DATA TO PROCESS:
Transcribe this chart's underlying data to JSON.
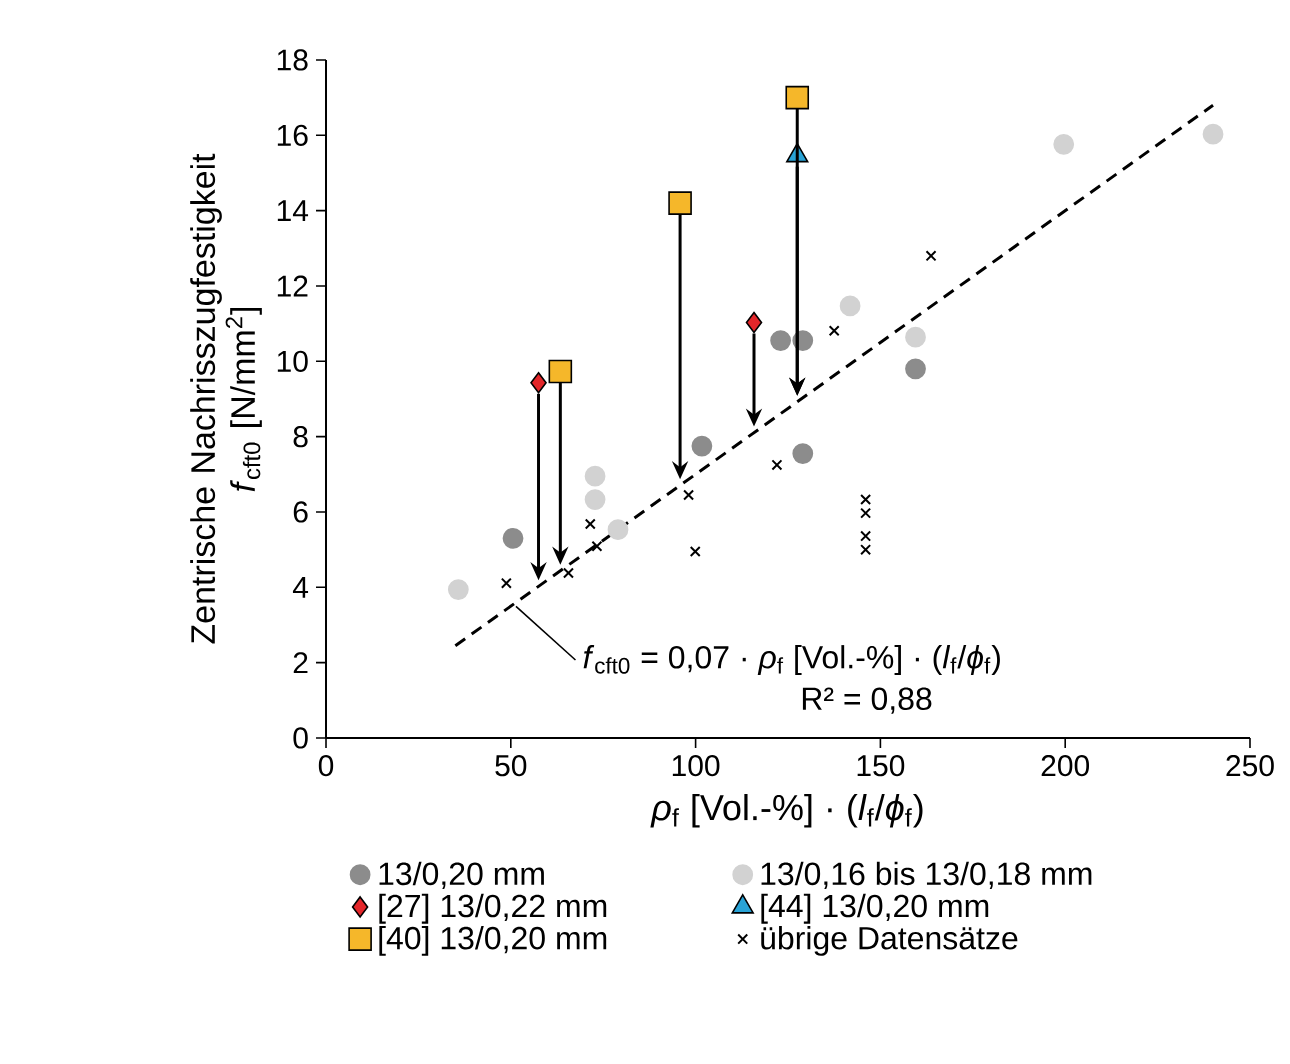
{
  "chart_data": {
    "type": "scatter",
    "xlabel": "*ρ*$_{f}$ [Vol.-%] · (*l*$_{f}$/*ϕ*$_{f}$)",
    "ylabel": "Zentrische Nachrisszugfestigkeit *f*$_{cft0}$ [N/mm$^{2}$]",
    "xlim": [
      0,
      250
    ],
    "ylim": [
      0,
      18
    ],
    "xticks": [
      0,
      50,
      100,
      150,
      200,
      250
    ],
    "yticks": [
      0,
      2,
      4,
      6,
      8,
      10,
      12,
      14,
      16,
      18
    ],
    "legend": "bottom",
    "annotations": [
      "*f*$_{cft0}$ = 0,07 · *ρ*$_{f}$ [Vol.-%] · (*l*$_{f}$/*ϕ*$_{f}$)",
      "R² = 0,88"
    ],
    "series": [
      {
        "name": "13/0,20 mm",
        "marker": "circle",
        "color": "#8c8c8c",
        "x": [
          50.6,
          101.7,
          123,
          129,
          129,
          159.5
        ],
        "values": [
          5.3,
          7.75,
          10.55,
          10.55,
          7.55,
          9.8
        ]
      },
      {
        "name": "13/0,16 bis 13/0,18 mm",
        "marker": "circle",
        "color": "#d2d2d2",
        "x": [
          35.8,
          72.8,
          72.8,
          79,
          141.8,
          159.5,
          199.6,
          240
        ],
        "values": [
          3.94,
          6.95,
          6.33,
          5.53,
          11.47,
          10.64,
          15.76,
          16.03
        ]
      },
      {
        "name": "[27] 13/0,22 mm",
        "marker": "diamond",
        "color": "#e3262a",
        "x": [
          57.5,
          115.8
        ],
        "values": [
          9.43,
          11.03
        ]
      },
      {
        "name": "[44] 13/0,20 mm",
        "marker": "triangle",
        "color": "#29a3d6",
        "x": [
          127.5
        ],
        "values": [
          15.46
        ]
      },
      {
        "name": "[40] 13/0,20 mm",
        "marker": "square",
        "color": "#f5b72a",
        "x": [
          63.4,
          95.8,
          127.5
        ],
        "values": [
          9.73,
          14.2,
          17.0
        ]
      },
      {
        "name": "übrige Datensätze",
        "marker": "cross",
        "color": "#000000",
        "x": [
          48.8,
          65.6,
          71.5,
          73.3,
          98.1,
          99.9,
          122,
          137.5,
          163.7,
          146,
          146,
          146,
          146
        ],
        "values": [
          4.11,
          4.38,
          5.68,
          5.09,
          6.45,
          4.95,
          7.25,
          10.81,
          12.8,
          6.33,
          5.97,
          5.36,
          5.0
        ]
      },
      {
        "type": "line",
        "line_style": "dashed",
        "color": "#000000",
        "x": [
          35,
          240
        ],
        "values": [
          2.45,
          16.8
        ]
      }
    ]
  }
}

TASK INSTRUCTIONS: Report all lines of the data above that include the string "marker".

FULL RESPONSE:
        "marker": "circle",
        "marker": "circle",
        "marker": "diamond",
        "marker": "triangle",
        "marker": "square",
        "marker": "cross",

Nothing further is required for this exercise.